(Dataset records)
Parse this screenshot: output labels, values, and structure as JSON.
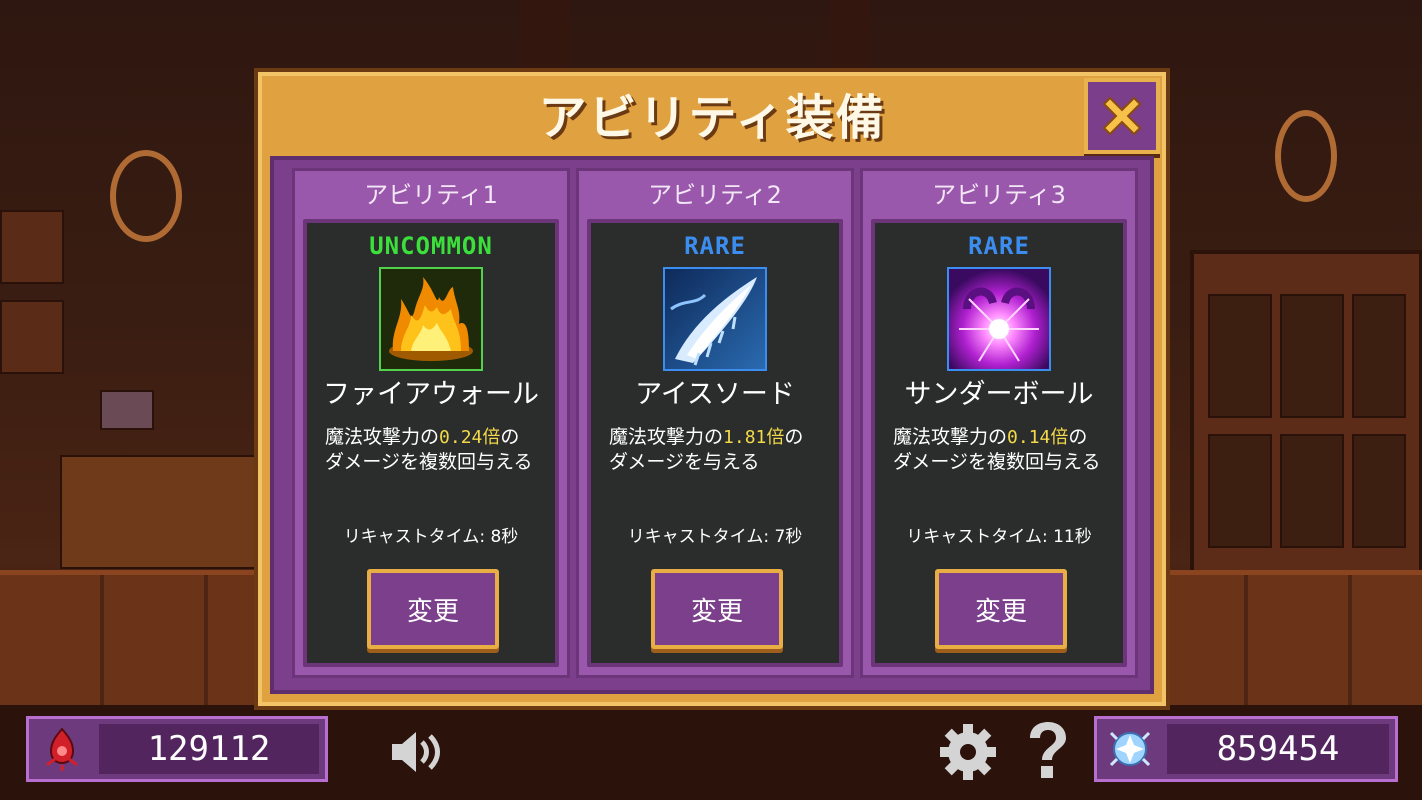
{
  "dialog": {
    "title": "アビリティ装備",
    "close_icon": "close-x-icon"
  },
  "slots": [
    {
      "label": "アビリティ1",
      "rarity": "UNCOMMON",
      "rarity_color": "#3be03a",
      "icon": "fire-wall-icon",
      "name": "ファイアウォール",
      "desc_prefix": "魔法攻撃力の",
      "multiplier": "0.24倍",
      "desc_suffix": "のダメージを複数回与える",
      "recast": "リキャストタイム: 8秒",
      "button": "変更"
    },
    {
      "label": "アビリティ2",
      "rarity": "RARE",
      "rarity_color": "#3b8ef0",
      "icon": "ice-sword-icon",
      "name": "アイスソード",
      "desc_prefix": "魔法攻撃力の",
      "multiplier": "1.81倍",
      "desc_suffix": "のダメージを与える",
      "recast": "リキャストタイム: 7秒",
      "button": "変更"
    },
    {
      "label": "アビリティ3",
      "rarity": "RARE",
      "rarity_color": "#3b8ef0",
      "icon": "thunder-ball-icon",
      "name": "サンダーボール",
      "desc_prefix": "魔法攻撃力の",
      "multiplier": "0.14倍",
      "desc_suffix": "のダメージを複数回与える",
      "recast": "リキャストタイム: 11秒",
      "button": "変更"
    }
  ],
  "hud": {
    "left_currency": {
      "icon": "red-soul-icon",
      "value": "129112"
    },
    "right_currency": {
      "icon": "crystal-orb-icon",
      "value": "859454"
    },
    "sound_icon": "speaker-icon",
    "settings_icon": "gear-icon",
    "help_icon": "question-icon"
  }
}
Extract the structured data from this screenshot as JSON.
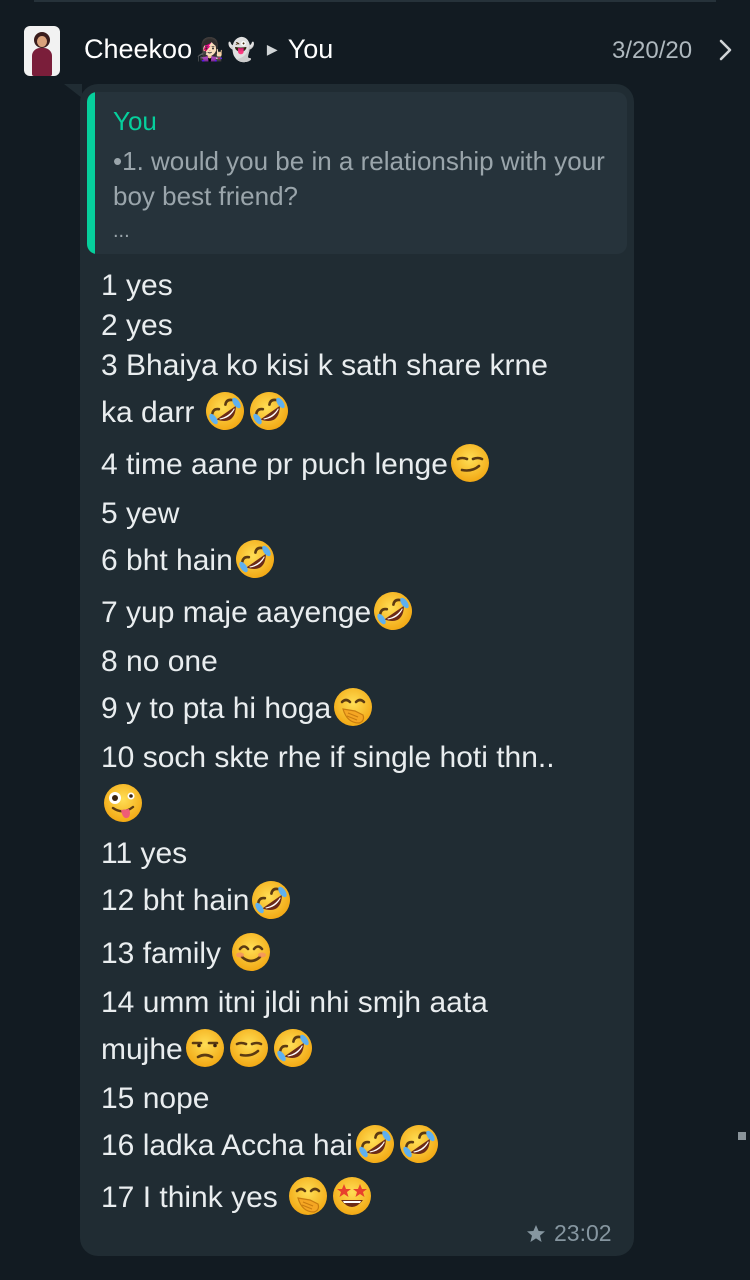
{
  "header": {
    "sender": "Cheekoo",
    "sender_emojis": [
      "👩🏻‍🎤",
      "👻"
    ],
    "recipient": "You",
    "date": "3/20/20"
  },
  "quote": {
    "author": "You",
    "text": "•1. would you be in a relationship with your  boy best friend?",
    "more": "..."
  },
  "message": {
    "lines": {
      "l1": "1 yes",
      "l2": "2 yes",
      "l3a": "3 Bhaiya ko kisi k sath share krne",
      "l3b": "ka darr ",
      "l4": "4 time aane pr puch lenge",
      "l5": "5 yew",
      "l6": "6 bht hain",
      "l7": "7 yup maje aayenge",
      "l8": "8 no one",
      "l9": "9 y to pta hi hoga",
      "l10": "10 soch skte rhe if single hoti thn..",
      "l11": "11 yes",
      "l12": "12 bht hain",
      "l13": "13 family ",
      "l14a": "14 umm itni jldi nhi smjh aata",
      "l14b": "mujhe",
      "l15": "15 nope",
      "l16": "16 ladka Accha hai",
      "l17": "17 I think yes "
    },
    "time": "23:02",
    "starred": true
  },
  "emoji_names": {
    "rofl": "rolling-on-floor-laughing",
    "smirk": "smirking-face",
    "hand_over_mouth": "face-with-hand-over-mouth",
    "zany": "zany-face",
    "smile": "smiling-face-with-smiling-eyes",
    "unamused": "unamused-face",
    "star_struck": "star-struck"
  },
  "colors": {
    "background": "#121b22",
    "bubble": "#202c33",
    "quote_accent": "#06cf9c",
    "emoji_yellow": "#fcc21b"
  }
}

(Required task) Return all lines of the material above in which the word "screenshot" occurs.

(Finished answer)
Parse this screenshot: output labels, values, and structure as JSON.
Extract the structured data from this screenshot as JSON.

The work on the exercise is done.